About this task:
For this exercise, copy out each line of the material below that includes "just".

+--

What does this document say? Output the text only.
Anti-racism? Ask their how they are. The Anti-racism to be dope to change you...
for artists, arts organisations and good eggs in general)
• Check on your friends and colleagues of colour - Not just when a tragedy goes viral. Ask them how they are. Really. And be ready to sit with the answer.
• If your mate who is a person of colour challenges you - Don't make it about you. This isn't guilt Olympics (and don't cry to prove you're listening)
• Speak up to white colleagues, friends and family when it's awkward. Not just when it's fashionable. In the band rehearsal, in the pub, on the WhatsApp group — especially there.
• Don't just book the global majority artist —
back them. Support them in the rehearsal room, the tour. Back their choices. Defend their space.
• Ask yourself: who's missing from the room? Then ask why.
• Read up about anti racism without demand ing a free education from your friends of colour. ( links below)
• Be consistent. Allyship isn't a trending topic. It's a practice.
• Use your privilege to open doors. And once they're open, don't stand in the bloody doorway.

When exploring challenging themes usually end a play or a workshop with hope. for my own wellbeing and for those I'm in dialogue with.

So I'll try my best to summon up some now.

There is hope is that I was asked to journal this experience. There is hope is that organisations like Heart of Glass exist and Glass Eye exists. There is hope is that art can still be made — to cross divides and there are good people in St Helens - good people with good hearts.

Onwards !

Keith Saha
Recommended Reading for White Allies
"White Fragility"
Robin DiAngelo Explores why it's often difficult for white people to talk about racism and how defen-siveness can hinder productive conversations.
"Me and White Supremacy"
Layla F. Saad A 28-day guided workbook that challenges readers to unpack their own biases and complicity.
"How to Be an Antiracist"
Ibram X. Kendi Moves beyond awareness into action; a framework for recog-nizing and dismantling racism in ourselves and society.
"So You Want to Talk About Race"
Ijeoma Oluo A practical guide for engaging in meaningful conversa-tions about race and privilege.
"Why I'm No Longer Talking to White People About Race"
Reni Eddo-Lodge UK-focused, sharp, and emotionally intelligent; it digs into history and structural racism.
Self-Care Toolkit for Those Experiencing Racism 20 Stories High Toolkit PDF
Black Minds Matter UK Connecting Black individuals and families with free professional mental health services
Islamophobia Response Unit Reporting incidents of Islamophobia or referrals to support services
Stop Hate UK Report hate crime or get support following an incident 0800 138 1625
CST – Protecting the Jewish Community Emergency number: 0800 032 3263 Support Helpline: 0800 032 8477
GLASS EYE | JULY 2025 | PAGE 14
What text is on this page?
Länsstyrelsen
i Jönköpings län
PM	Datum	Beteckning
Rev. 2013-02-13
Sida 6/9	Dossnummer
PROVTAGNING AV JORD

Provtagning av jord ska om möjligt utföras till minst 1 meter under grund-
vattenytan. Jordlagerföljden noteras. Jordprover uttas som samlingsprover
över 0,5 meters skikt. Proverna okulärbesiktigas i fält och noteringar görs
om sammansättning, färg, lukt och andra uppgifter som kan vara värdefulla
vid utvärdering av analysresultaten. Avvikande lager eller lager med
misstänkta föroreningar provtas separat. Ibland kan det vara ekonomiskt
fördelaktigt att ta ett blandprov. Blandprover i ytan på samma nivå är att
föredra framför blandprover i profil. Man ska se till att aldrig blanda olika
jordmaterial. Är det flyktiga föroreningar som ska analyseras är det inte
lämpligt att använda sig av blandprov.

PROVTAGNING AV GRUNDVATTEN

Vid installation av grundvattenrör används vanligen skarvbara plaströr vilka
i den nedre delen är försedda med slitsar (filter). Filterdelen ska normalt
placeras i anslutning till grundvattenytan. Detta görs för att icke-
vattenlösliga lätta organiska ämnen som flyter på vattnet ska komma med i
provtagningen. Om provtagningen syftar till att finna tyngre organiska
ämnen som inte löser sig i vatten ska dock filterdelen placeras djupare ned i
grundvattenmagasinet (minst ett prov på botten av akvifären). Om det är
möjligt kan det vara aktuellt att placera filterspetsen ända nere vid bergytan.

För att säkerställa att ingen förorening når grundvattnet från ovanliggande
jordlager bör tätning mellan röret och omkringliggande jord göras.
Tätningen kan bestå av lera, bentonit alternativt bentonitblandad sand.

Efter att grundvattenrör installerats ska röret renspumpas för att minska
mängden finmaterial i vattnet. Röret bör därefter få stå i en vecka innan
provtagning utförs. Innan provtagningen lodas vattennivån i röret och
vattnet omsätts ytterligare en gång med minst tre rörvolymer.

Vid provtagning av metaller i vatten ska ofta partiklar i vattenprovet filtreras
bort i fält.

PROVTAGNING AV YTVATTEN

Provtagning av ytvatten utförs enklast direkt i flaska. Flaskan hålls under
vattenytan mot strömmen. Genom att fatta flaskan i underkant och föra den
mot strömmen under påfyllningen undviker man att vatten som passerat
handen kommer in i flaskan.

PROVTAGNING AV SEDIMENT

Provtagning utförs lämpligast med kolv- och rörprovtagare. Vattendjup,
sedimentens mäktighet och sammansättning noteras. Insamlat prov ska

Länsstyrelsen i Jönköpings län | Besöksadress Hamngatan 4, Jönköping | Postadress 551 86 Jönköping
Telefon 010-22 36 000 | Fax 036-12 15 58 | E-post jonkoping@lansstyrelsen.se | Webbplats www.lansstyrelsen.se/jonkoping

+--

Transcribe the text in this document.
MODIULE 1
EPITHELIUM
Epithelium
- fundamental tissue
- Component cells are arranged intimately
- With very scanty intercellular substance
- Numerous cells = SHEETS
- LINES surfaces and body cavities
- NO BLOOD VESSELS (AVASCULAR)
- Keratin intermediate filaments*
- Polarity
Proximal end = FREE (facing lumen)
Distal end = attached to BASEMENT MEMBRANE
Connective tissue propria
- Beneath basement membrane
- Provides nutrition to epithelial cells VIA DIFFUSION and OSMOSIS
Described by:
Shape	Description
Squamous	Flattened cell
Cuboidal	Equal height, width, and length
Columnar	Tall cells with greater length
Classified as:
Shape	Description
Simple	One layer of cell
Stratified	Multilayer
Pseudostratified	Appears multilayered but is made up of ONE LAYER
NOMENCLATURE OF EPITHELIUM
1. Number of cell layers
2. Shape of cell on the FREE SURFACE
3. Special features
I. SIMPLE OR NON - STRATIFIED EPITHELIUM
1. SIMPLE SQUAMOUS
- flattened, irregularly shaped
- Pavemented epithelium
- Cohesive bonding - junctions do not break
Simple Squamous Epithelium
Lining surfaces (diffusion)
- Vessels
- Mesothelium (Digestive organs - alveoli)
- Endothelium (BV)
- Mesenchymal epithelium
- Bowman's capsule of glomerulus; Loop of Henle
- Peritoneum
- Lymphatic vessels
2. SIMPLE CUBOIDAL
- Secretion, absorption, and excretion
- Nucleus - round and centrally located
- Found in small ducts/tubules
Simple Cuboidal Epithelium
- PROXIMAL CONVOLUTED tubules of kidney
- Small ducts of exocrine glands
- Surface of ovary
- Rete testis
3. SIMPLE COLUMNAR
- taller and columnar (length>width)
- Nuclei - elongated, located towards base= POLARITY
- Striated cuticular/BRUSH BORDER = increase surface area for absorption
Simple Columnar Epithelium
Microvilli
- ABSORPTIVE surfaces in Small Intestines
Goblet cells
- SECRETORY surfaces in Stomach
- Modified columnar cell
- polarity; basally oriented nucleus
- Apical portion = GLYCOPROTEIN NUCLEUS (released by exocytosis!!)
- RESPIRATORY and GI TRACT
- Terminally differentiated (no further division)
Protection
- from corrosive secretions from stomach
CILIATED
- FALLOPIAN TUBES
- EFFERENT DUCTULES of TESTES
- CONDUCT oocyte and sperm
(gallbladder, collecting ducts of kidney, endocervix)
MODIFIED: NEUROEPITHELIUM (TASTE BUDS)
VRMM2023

+--

Response area:
• Check on your friends and colleagues of colour - Not just when a tragedy goes viral. Ask them how they are. Really. And be ready to sit with the answer.
• Speak up to white colleagues, friends and family when it's awkward. Not just when it's fashionable. In the band rehearsal, in the pub, on the WhatsApp group — especially there.
• Don't just book the global majority artist —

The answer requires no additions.